*Dataset items*.
..............................

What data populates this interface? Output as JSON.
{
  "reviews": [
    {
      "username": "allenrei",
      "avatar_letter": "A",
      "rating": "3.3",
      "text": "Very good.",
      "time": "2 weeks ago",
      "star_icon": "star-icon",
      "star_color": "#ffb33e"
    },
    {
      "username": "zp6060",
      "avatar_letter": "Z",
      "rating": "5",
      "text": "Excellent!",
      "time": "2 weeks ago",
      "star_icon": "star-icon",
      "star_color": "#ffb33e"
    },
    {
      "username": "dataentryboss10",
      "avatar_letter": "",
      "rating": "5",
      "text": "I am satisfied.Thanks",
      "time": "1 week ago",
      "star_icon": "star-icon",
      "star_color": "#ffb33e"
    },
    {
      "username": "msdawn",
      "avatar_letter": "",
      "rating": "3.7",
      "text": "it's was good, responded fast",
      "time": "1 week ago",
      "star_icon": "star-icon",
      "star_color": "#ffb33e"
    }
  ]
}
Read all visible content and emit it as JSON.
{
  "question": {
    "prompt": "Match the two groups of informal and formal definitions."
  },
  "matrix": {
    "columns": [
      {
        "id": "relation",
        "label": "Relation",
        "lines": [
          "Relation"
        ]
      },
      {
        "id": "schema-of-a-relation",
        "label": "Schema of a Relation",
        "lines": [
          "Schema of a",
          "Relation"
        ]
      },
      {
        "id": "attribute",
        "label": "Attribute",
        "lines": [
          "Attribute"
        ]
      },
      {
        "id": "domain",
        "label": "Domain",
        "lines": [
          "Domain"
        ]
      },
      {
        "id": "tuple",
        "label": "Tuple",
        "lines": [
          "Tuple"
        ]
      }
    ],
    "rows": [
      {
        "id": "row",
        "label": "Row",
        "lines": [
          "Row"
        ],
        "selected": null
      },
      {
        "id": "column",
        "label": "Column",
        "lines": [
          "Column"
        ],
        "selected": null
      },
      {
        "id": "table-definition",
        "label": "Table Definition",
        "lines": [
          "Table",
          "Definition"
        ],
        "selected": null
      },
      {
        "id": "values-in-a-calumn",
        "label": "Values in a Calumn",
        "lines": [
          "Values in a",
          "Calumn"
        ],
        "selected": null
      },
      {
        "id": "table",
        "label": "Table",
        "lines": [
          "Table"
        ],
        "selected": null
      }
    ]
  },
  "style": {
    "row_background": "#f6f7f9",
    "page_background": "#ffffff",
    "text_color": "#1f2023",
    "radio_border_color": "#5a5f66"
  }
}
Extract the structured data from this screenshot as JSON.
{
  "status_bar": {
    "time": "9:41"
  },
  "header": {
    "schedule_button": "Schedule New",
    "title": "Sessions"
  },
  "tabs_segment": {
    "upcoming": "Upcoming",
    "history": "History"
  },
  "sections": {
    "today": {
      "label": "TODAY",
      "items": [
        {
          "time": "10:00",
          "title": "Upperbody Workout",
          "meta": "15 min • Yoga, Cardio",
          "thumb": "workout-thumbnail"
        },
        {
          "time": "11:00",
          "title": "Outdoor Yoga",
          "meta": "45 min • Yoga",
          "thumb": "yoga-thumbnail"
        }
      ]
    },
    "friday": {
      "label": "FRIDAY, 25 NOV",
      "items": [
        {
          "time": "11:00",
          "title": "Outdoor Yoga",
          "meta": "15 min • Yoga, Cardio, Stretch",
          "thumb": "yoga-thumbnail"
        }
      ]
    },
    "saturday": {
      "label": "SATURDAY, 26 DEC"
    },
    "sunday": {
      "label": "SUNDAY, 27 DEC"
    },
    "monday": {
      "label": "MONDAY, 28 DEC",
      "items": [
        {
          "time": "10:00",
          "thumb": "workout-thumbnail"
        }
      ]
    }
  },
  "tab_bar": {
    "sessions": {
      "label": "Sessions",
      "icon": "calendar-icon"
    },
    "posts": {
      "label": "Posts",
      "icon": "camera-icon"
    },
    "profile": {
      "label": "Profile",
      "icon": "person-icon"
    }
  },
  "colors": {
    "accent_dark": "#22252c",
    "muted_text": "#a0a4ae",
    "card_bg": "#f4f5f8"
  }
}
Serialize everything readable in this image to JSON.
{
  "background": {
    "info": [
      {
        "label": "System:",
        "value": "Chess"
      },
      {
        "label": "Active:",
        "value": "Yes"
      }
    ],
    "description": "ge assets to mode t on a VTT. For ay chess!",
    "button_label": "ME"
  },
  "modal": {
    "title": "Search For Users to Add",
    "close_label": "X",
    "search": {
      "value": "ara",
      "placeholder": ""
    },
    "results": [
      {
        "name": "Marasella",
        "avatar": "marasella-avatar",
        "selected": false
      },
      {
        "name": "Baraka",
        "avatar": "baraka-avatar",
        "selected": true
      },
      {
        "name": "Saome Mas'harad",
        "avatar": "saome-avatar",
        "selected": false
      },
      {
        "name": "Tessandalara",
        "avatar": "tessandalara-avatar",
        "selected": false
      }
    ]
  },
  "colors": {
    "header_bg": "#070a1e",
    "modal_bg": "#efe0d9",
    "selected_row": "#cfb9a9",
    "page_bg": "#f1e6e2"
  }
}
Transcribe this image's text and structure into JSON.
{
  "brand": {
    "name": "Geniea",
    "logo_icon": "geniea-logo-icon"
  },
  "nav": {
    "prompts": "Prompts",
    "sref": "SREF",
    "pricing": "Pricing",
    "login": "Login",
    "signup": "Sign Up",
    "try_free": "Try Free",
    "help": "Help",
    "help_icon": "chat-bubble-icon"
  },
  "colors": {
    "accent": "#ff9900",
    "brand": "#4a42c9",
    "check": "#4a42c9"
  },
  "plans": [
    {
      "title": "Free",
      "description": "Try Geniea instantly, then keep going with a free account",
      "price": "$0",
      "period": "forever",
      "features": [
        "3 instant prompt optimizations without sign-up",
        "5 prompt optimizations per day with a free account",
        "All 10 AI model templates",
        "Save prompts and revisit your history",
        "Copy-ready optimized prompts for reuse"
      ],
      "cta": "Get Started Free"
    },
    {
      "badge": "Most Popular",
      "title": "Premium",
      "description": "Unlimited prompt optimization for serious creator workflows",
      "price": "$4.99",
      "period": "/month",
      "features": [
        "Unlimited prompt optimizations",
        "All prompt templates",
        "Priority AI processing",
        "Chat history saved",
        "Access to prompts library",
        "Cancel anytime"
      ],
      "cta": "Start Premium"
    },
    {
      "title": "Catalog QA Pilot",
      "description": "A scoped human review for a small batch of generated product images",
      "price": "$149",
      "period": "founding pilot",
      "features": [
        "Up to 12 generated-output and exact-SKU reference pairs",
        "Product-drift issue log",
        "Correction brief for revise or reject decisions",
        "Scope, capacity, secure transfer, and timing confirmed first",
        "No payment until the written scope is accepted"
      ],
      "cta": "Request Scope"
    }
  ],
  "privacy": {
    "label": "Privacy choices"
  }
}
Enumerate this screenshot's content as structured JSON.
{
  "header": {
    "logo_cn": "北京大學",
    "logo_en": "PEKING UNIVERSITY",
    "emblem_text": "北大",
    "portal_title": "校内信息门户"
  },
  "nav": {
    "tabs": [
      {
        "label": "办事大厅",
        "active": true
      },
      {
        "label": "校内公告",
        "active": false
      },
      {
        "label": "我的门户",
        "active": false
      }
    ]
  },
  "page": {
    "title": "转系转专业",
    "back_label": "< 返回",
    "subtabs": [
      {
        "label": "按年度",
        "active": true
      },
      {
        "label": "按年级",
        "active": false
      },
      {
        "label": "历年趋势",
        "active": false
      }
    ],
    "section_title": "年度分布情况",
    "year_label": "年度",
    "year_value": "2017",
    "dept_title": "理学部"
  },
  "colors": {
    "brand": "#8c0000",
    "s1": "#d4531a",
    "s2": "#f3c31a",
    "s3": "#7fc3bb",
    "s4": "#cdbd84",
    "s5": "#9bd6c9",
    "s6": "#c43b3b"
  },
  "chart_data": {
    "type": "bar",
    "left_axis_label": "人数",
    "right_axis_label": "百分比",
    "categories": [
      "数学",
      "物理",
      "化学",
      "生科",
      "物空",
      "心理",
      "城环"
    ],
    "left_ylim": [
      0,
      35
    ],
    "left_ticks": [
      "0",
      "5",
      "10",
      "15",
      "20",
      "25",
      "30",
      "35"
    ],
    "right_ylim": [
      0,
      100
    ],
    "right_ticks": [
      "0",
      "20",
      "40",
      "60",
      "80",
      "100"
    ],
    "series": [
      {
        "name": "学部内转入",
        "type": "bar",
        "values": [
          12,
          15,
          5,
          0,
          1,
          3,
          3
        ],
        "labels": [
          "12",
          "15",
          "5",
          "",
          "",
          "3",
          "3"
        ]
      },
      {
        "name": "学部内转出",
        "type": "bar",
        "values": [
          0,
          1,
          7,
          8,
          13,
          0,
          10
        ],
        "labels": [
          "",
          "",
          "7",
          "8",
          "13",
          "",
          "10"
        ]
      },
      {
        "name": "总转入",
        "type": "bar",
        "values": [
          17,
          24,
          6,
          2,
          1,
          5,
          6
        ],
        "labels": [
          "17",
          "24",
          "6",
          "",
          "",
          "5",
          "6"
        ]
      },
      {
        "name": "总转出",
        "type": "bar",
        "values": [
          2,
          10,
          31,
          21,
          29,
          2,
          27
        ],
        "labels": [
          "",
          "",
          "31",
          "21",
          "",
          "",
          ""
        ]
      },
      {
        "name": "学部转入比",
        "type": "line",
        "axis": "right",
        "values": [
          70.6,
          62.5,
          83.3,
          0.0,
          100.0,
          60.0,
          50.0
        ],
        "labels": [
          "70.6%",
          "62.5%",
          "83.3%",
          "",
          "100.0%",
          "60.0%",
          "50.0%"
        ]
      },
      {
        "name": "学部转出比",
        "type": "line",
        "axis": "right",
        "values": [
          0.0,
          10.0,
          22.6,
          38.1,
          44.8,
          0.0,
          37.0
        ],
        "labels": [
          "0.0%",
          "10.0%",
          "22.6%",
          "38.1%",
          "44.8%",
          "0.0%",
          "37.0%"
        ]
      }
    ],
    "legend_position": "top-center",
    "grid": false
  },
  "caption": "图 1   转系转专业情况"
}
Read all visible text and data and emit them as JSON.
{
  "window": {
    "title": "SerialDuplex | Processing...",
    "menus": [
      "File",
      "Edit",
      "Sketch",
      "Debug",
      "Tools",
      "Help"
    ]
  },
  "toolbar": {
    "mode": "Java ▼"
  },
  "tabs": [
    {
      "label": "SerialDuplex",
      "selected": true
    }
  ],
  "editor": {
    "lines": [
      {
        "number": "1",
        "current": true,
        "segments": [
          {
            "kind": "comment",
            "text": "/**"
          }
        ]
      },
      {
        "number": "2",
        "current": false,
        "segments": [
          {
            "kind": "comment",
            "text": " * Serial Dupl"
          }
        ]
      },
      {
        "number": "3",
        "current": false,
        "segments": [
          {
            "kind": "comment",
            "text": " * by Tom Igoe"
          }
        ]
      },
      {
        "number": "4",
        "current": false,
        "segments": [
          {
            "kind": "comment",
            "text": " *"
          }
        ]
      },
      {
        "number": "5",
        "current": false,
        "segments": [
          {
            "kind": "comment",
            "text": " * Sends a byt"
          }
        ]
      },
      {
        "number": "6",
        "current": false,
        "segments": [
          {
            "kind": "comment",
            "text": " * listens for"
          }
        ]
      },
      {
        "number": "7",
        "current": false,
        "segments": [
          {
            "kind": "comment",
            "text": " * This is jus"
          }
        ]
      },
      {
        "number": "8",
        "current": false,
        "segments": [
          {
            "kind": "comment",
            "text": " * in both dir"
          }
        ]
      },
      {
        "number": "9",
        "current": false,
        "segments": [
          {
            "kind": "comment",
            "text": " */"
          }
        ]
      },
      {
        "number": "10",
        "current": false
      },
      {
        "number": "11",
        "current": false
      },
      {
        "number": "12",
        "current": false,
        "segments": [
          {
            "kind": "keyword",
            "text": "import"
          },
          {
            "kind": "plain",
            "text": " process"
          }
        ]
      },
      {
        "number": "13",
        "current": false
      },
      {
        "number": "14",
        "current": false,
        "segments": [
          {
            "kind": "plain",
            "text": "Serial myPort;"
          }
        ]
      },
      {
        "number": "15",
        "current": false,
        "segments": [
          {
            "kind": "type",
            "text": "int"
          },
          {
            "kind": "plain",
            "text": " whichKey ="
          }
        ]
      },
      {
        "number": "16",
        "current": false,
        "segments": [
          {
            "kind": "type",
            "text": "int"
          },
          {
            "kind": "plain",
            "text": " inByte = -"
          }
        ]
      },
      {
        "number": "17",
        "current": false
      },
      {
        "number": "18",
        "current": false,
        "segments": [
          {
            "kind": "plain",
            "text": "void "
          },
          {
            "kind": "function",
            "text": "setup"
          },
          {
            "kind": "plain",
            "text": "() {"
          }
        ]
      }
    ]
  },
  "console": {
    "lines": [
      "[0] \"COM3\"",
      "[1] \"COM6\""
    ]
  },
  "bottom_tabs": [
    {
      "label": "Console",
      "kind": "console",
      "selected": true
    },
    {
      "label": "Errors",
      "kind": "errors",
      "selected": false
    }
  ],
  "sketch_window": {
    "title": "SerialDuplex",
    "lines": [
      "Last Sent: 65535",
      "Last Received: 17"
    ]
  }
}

..............................

*Work required*.
How many lines of the data contain the word "period"? Answer with the number alone.

*Output of the task*.
3